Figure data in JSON
►

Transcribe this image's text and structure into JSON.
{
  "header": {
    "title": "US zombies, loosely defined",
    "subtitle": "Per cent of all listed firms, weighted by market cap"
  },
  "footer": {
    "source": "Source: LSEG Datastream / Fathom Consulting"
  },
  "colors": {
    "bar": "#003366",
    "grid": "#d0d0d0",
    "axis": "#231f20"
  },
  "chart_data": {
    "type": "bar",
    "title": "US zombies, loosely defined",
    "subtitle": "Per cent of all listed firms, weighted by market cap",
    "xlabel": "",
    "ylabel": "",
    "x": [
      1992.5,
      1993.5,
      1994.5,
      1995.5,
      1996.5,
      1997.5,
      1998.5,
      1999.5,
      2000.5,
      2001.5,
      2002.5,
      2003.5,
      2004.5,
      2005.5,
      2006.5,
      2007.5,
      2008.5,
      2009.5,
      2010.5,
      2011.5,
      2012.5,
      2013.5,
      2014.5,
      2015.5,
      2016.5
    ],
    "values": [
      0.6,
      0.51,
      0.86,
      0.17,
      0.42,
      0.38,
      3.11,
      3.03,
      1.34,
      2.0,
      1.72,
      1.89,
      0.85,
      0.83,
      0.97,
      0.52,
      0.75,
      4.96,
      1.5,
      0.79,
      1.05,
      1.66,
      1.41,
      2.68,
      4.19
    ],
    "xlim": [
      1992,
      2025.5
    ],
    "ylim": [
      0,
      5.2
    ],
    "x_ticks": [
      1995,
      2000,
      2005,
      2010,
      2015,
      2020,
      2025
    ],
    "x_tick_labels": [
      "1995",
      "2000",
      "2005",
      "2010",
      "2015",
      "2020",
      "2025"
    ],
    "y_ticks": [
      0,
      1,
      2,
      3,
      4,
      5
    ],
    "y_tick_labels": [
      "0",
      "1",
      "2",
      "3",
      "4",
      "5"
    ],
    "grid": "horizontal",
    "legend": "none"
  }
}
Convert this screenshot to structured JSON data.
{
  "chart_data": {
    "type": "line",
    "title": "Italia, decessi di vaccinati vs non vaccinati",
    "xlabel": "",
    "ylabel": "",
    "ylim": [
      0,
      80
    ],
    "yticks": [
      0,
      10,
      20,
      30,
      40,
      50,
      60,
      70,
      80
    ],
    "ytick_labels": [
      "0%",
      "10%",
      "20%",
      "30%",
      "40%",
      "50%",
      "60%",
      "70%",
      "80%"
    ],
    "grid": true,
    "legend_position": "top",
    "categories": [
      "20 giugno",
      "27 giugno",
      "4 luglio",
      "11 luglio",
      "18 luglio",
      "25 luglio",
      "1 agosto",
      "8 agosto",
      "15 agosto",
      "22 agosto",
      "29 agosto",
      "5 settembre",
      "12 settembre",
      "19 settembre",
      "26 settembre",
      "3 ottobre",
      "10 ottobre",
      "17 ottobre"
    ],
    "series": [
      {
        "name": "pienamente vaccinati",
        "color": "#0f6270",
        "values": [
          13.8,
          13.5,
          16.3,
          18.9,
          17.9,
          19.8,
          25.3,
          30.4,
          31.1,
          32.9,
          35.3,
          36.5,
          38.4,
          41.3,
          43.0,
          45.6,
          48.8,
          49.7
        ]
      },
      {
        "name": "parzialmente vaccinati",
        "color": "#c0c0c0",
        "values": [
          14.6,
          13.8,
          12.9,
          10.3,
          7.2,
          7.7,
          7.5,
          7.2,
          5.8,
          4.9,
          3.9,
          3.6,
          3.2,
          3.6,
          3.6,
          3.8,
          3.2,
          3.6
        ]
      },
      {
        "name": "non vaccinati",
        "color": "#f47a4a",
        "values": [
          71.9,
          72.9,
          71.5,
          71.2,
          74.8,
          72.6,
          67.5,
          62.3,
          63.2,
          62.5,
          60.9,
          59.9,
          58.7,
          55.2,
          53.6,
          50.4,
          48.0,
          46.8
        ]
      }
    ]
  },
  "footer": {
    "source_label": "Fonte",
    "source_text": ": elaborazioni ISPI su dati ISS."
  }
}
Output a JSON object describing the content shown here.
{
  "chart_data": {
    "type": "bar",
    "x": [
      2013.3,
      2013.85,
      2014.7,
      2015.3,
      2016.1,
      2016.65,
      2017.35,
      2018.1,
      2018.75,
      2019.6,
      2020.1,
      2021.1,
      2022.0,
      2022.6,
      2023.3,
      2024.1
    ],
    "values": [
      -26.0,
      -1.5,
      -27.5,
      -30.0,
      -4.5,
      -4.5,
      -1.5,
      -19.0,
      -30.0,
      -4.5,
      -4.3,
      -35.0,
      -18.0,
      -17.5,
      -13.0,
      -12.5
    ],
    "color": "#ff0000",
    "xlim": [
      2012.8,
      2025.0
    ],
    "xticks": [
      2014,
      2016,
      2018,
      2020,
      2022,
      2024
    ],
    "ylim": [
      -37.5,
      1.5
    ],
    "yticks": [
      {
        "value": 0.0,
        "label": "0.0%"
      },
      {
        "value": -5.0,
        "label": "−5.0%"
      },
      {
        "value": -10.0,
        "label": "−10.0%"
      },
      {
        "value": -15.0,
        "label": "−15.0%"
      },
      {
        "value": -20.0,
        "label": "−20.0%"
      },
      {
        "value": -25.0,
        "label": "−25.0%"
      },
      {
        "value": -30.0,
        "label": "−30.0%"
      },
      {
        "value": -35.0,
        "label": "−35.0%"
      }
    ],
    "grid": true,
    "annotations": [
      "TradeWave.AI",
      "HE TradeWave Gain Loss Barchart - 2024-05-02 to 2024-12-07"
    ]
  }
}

◄

## EXERCISE DESCRIPTION
Go through the listing above and return every line where the word "luglio" occurs.

## EXERCISE ANSWER
      "4 luglio",
      "11 luglio",
      "18 luglio",
      "25 luglio",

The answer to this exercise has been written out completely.